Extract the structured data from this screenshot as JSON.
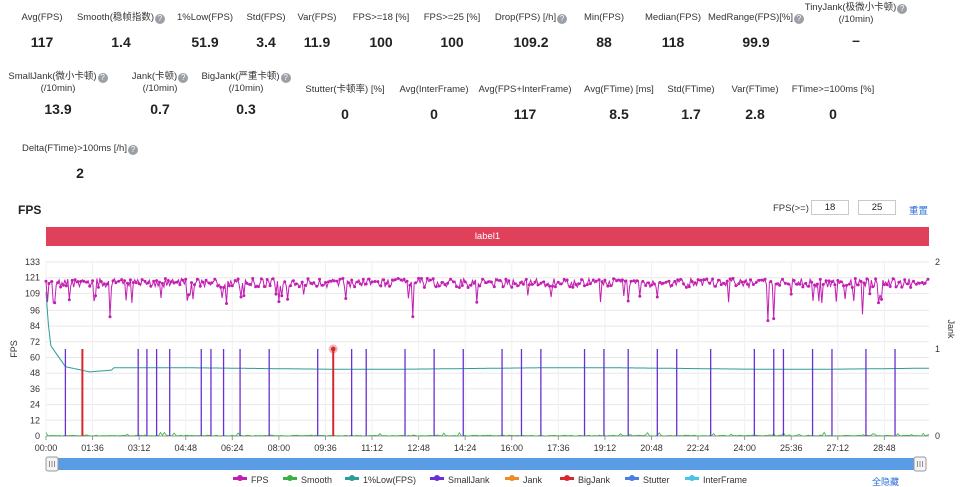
{
  "stats_row1": [
    {
      "label": "Avg(FPS)",
      "value": "117",
      "help": false
    },
    {
      "label": "Smooth(稳帧指数)",
      "value": "1.4",
      "help": true
    },
    {
      "label": "1%Low(FPS)",
      "value": "51.9",
      "help": false
    },
    {
      "label": "Std(FPS)",
      "value": "3.4",
      "help": false
    },
    {
      "label": "Var(FPS)",
      "value": "11.9",
      "help": false
    },
    {
      "label": "FPS>=18 [%]",
      "value": "100",
      "help": false
    },
    {
      "label": "FPS>=25 [%]",
      "value": "100",
      "help": false
    },
    {
      "label": "Drop(FPS) [/h]",
      "value": "109.2",
      "help": true
    },
    {
      "label": "Min(FPS)",
      "value": "88",
      "help": false
    },
    {
      "label": "Median(FPS)",
      "value": "118",
      "help": false
    },
    {
      "label": "MedRange(FPS)[%]",
      "value": "99.9",
      "help": true
    },
    {
      "label": "TinyJank(极微小卡顿)",
      "label2": "(/10min)",
      "value": "–",
      "help": true
    }
  ],
  "stats_row2": [
    {
      "label": "SmallJank(微小卡顿)",
      "label2": "(/10min)",
      "value": "13.9",
      "help": true
    },
    {
      "label": "Jank(卡顿)",
      "label2": "(/10min)",
      "value": "0.7",
      "help": true
    },
    {
      "label": "BigJank(严重卡顿)",
      "label2": "(/10min)",
      "value": "0.3",
      "help": true
    },
    {
      "label": "Stutter(卡顿率) [%]",
      "value": "0",
      "help": false
    },
    {
      "label": "Avg(InterFrame)",
      "value": "0",
      "help": false
    },
    {
      "label": "Avg(FPS+InterFrame)",
      "value": "117",
      "help": false
    },
    {
      "label": "Avg(FTime) [ms]",
      "value": "8.5",
      "help": false
    },
    {
      "label": "Std(FTime)",
      "value": "1.7",
      "help": false
    },
    {
      "label": "Var(FTime)",
      "value": "2.8",
      "help": false
    },
    {
      "label": "FTime>=100ms [%]",
      "value": "0",
      "help": false
    }
  ],
  "stats_row3": [
    {
      "label": "Delta(FTime)>100ms [/h]",
      "value": "2",
      "help": true
    }
  ],
  "fps_section": {
    "title": "FPS",
    "threshold_label": "FPS(>=)",
    "threshold_1": "18",
    "threshold_2": "25",
    "reset_label": "重置"
  },
  "label_band": "label1",
  "legend": {
    "items": [
      {
        "name": "FPS",
        "color": "#c21fb1"
      },
      {
        "name": "Smooth",
        "color": "#3cb043"
      },
      {
        "name": "1%Low(FPS)",
        "color": "#2a9d9a"
      },
      {
        "name": "SmallJank",
        "color": "#6a2fd6"
      },
      {
        "name": "Jank",
        "color": "#f08a24"
      },
      {
        "name": "BigJank",
        "color": "#d9262f"
      },
      {
        "name": "Stutter",
        "color": "#4a7fe0"
      },
      {
        "name": "InterFrame",
        "color": "#4cc3e6"
      }
    ],
    "hide_all_label": "全隐藏"
  },
  "chart_data": {
    "type": "line",
    "xlabel": "",
    "ylabel": "FPS",
    "y2label": "Jank",
    "ylim": [
      0,
      133
    ],
    "y2lim": [
      0,
      2
    ],
    "y_ticks": [
      0,
      12,
      24,
      36,
      48,
      60,
      72,
      84,
      96,
      109,
      121,
      133
    ],
    "y2_ticks": [
      0,
      1,
      2
    ],
    "x_ticks": [
      "00:00",
      "01:36",
      "03:12",
      "04:48",
      "06:24",
      "08:00",
      "09:36",
      "11:12",
      "12:48",
      "14:24",
      "16:00",
      "17:36",
      "19:12",
      "20:48",
      "22:24",
      "24:00",
      "25:36",
      "27:12",
      "28:48"
    ],
    "x_range_seconds": [
      0,
      1820
    ],
    "grid": true,
    "fps_summary": {
      "avg": 117,
      "min": 88,
      "median": 118
    },
    "series": [
      {
        "name": "FPS",
        "color": "#c21fb1",
        "typical_range": [
          112,
          121
        ],
        "dips_to": [
          88,
          109
        ]
      },
      {
        "name": "1%Low(FPS)",
        "color": "#2a9d9a",
        "start_value": 110,
        "settles_at": 51.9
      },
      {
        "name": "Smooth",
        "color": "#3cb043",
        "range": [
          0,
          3
        ]
      },
      {
        "name": "SmallJank",
        "color": "#6a2fd6",
        "events_seconds": [
          40,
          190,
          208,
          228,
          255,
          320,
          340,
          366,
          400,
          460,
          560,
          630,
          660,
          740,
          800,
          860,
          940,
          980,
          1020,
          1110,
          1150,
          1200,
          1260,
          1300,
          1370,
          1460,
          1500,
          1520,
          1580,
          1620,
          1690,
          1750
        ]
      },
      {
        "name": "Jank",
        "color": "#f08a24",
        "events_seconds": []
      },
      {
        "name": "BigJank",
        "color": "#d9262f",
        "events_seconds": [
          75,
          592
        ]
      }
    ]
  }
}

- - -

Aim
Reproduce each record above by retyping it exactly; omit all images.

Task result
Extract the structured data from this screenshot as JSON.
{
  "stats_row1": [
    {
      "label": "Avg(FPS)",
      "value": "117",
      "help": false
    },
    {
      "label": "Smooth(稳帧指数)",
      "value": "1.4",
      "help": true
    },
    {
      "label": "1%Low(FPS)",
      "value": "51.9",
      "help": false
    },
    {
      "label": "Std(FPS)",
      "value": "3.4",
      "help": false
    },
    {
      "label": "Var(FPS)",
      "value": "11.9",
      "help": false
    },
    {
      "label": "FPS>=18 [%]",
      "value": "100",
      "help": false
    },
    {
      "label": "FPS>=25 [%]",
      "value": "100",
      "help": false
    },
    {
      "label": "Drop(FPS) [/h]",
      "value": "109.2",
      "help": true
    },
    {
      "label": "Min(FPS)",
      "value": "88",
      "help": false
    },
    {
      "label": "Median(FPS)",
      "value": "118",
      "help": false
    },
    {
      "label": "MedRange(FPS)[%]",
      "value": "99.9",
      "help": true
    },
    {
      "label": "TinyJank(极微小卡顿)",
      "label2": "(/10min)",
      "value": "–",
      "help": true
    }
  ],
  "stats_row2": [
    {
      "label": "SmallJank(微小卡顿)",
      "label2": "(/10min)",
      "value": "13.9",
      "help": true
    },
    {
      "label": "Jank(卡顿)",
      "label2": "(/10min)",
      "value": "0.7",
      "help": true
    },
    {
      "label": "BigJank(严重卡顿)",
      "label2": "(/10min)",
      "value": "0.3",
      "help": true
    },
    {
      "label": "Stutter(卡顿率) [%]",
      "value": "0",
      "help": false
    },
    {
      "label": "Avg(InterFrame)",
      "value": "0",
      "help": false
    },
    {
      "label": "Avg(FPS+InterFrame)",
      "value": "117",
      "help": false
    },
    {
      "label": "Avg(FTime) [ms]",
      "value": "8.5",
      "help": false
    },
    {
      "label": "Std(FTime)",
      "value": "1.7",
      "help": false
    },
    {
      "label": "Var(FTime)",
      "value": "2.8",
      "help": false
    },
    {
      "label": "FTime>=100ms [%]",
      "value": "0",
      "help": false
    }
  ],
  "stats_row3": [
    {
      "label": "Delta(FTime)>100ms [/h]",
      "value": "2",
      "help": true
    }
  ],
  "fps_section": {
    "title": "FPS",
    "threshold_label": "FPS(>=)",
    "threshold_1": "18",
    "threshold_2": "25",
    "reset_label": "重置"
  },
  "label_band": "label1",
  "legend": {
    "items": [
      {
        "name": "FPS",
        "color": "#c21fb1"
      },
      {
        "name": "Smooth",
        "color": "#3cb043"
      },
      {
        "name": "1%Low(FPS)",
        "color": "#2a9d9a"
      },
      {
        "name": "SmallJank",
        "color": "#6a2fd6"
      },
      {
        "name": "Jank",
        "color": "#f08a24"
      },
      {
        "name": "BigJank",
        "color": "#d9262f"
      },
      {
        "name": "Stutter",
        "color": "#4a7fe0"
      },
      {
        "name": "InterFrame",
        "color": "#4cc3e6"
      }
    ],
    "hide_all_label": "全隐藏"
  },
  "chart_data": {
    "type": "line",
    "xlabel": "",
    "ylabel": "FPS",
    "y2label": "Jank",
    "ylim": [
      0,
      133
    ],
    "y2lim": [
      0,
      2
    ],
    "y_ticks": [
      0,
      12,
      24,
      36,
      48,
      60,
      72,
      84,
      96,
      109,
      121,
      133
    ],
    "y2_ticks": [
      0,
      1,
      2
    ],
    "x_ticks": [
      "00:00",
      "01:36",
      "03:12",
      "04:48",
      "06:24",
      "08:00",
      "09:36",
      "11:12",
      "12:48",
      "14:24",
      "16:00",
      "17:36",
      "19:12",
      "20:48",
      "22:24",
      "24:00",
      "25:36",
      "27:12",
      "28:48"
    ],
    "x_range_seconds": [
      0,
      1820
    ],
    "grid": true,
    "fps_summary": {
      "avg": 117,
      "min": 88,
      "median": 118
    },
    "series": [
      {
        "name": "FPS",
        "color": "#c21fb1",
        "typical_range": [
          112,
          121
        ],
        "dips_to": [
          88,
          109
        ]
      },
      {
        "name": "1%Low(FPS)",
        "color": "#2a9d9a",
        "start_value": 110,
        "settles_at": 51.9
      },
      {
        "name": "Smooth",
        "color": "#3cb043",
        "range": [
          0,
          3
        ]
      },
      {
        "name": "SmallJank",
        "color": "#6a2fd6",
        "events_seconds": [
          40,
          190,
          208,
          228,
          255,
          320,
          340,
          366,
          400,
          460,
          560,
          630,
          660,
          740,
          800,
          860,
          940,
          980,
          1020,
          1110,
          1150,
          1200,
          1260,
          1300,
          1370,
          1460,
          1500,
          1520,
          1580,
          1620,
          1690,
          1750
        ]
      },
      {
        "name": "Jank",
        "color": "#f08a24",
        "events_seconds": []
      },
      {
        "name": "BigJank",
        "color": "#d9262f",
        "events_seconds": [
          75,
          592
        ]
      }
    ]
  }
}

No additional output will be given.